## Document section
------------------------

Pressure on Qatar grows as regional dispute escalates
Economic pressure mounted on Qatar on Tuesday, as the isolation of the country by its Arabian Gulf neighbours intensified.
Qatar stocks and bonds fell sharply for a second day as Saudi Arabia and Bahrain unleashed further punitive measures against Qatar Airways.
Saudi Arabia’s General Authority of Civil Aviation on Tuesday cancelled all licences granted to the airline in the kingdom and ordered its offices closed. Saudi Arabia, the UAE, Bahrain and Egypt all suspended direct air links.
Qatar Airways has until Friday to close all its Saudi offices, according to a statement by the Saudi Press Agency, with all licences granted to the airline’s employees to be withdrawn in a similar time frame.
“Saudi Arabia is an important market for Qatar Airways both for local traffic & as a substantial source of connecting business, [so] the licence revocation therefore represents a notable setback,” said John Strickland, the director of JLS Consulting.
The move was followed by similar action by Bahrain’s Civil Aviation Affairs department at the country’s ministry of transport and telecommunications.
There was no similar move by the UAE’s General Civil Aviation Authority. The authority could not be reached for comment.
A Qatar Airways spokesman declined to comment on the move.
Qatari equities resumed their slide on Tuesday after Monday’s record sell off, even as other bourses across the region ended little changed.
The Qatar Exchange, which slumped 7.3 per cent on Monday, initially recovered ground on Tuesday morning, rising by 3.3 per in early trading.
However stocks gave up gains throughout the day, eventually closing down 1.6 per cent.
Investment firm Aamal led sell-offs, closing down 7.9 per cent, while QIB and QNB fell 2.9 per cent and 1.3 per cent respectively.
Analysts cautioned that equities may not have reached their floor, with the possibility of further economic pressure from Saudi Arabia, the UAE and others.
“The question is what action is now required to convince an emboldened Saudi and Abu Dhabi to back down?” said Hasnain Malik of Exotix in a research note.
“This arguably needs to be answered before being seduced by the attractive valuation of Qatar equities.”
Qatari stocks’ woes were not shared by their regional peers, with other bourses across the Gulf ending little changed. However, bond prices across Gulf nations weakened on Tuesday as foreign investors hesitated to buy, concerned that the diplomatic crisis surrounding Qatar would increase risks around the region.
Qatar’s sovereign international bonds came under pressure, with its longest-dated paper – a bond maturing in 2046 – registering the largest losses. It is now down by more than 2 cents on the dollar since the end of last week.

------------------------

## Collected data

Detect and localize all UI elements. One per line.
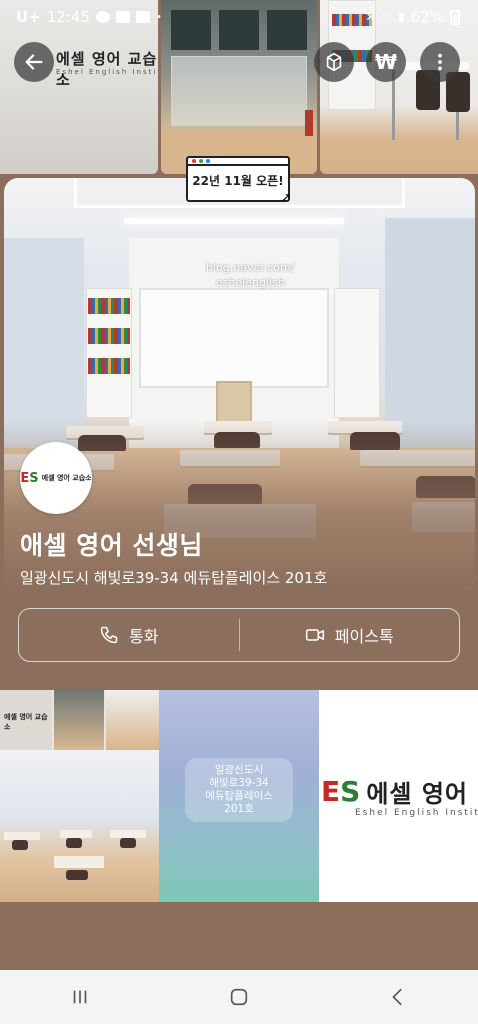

------------------------

## Work to complete
**1.** Answer these questions from the article on pressure on Qatar:
(a) By what day must Qatar Airways close all its Saudi offices?
(b) By what percentage did the Qatar Exchange slump on Monday?
(c) Which of Qatar's sovereign international bonds registered the largest losses?
**2.** Say whether each statement agrees with the article on pressure on Qatar, and quote the words that decide it.
(a) The UAE's General Civil Aviation Authority took the same action against Qatar Airways as Saudi Arabia did.
(b) Aamal closed down 7.9 per cent.
(c) Other bourses across the Gulf fell sharply on Tuesday.

## Answers to the exercise
**1.**
(a) Friday.
(b) 7.3 per cent.
(c) Its longest-dated paper, a bond maturing in 2046.

**2.**
(a) No: "There was no similar move by the UAE’s General Civil Aviation Authority."
(b) Yes: "Investment firm Aamal led sell-offs, closing down 7.9 per cent"
(c) No: "other bourses across the Gulf ending little changed"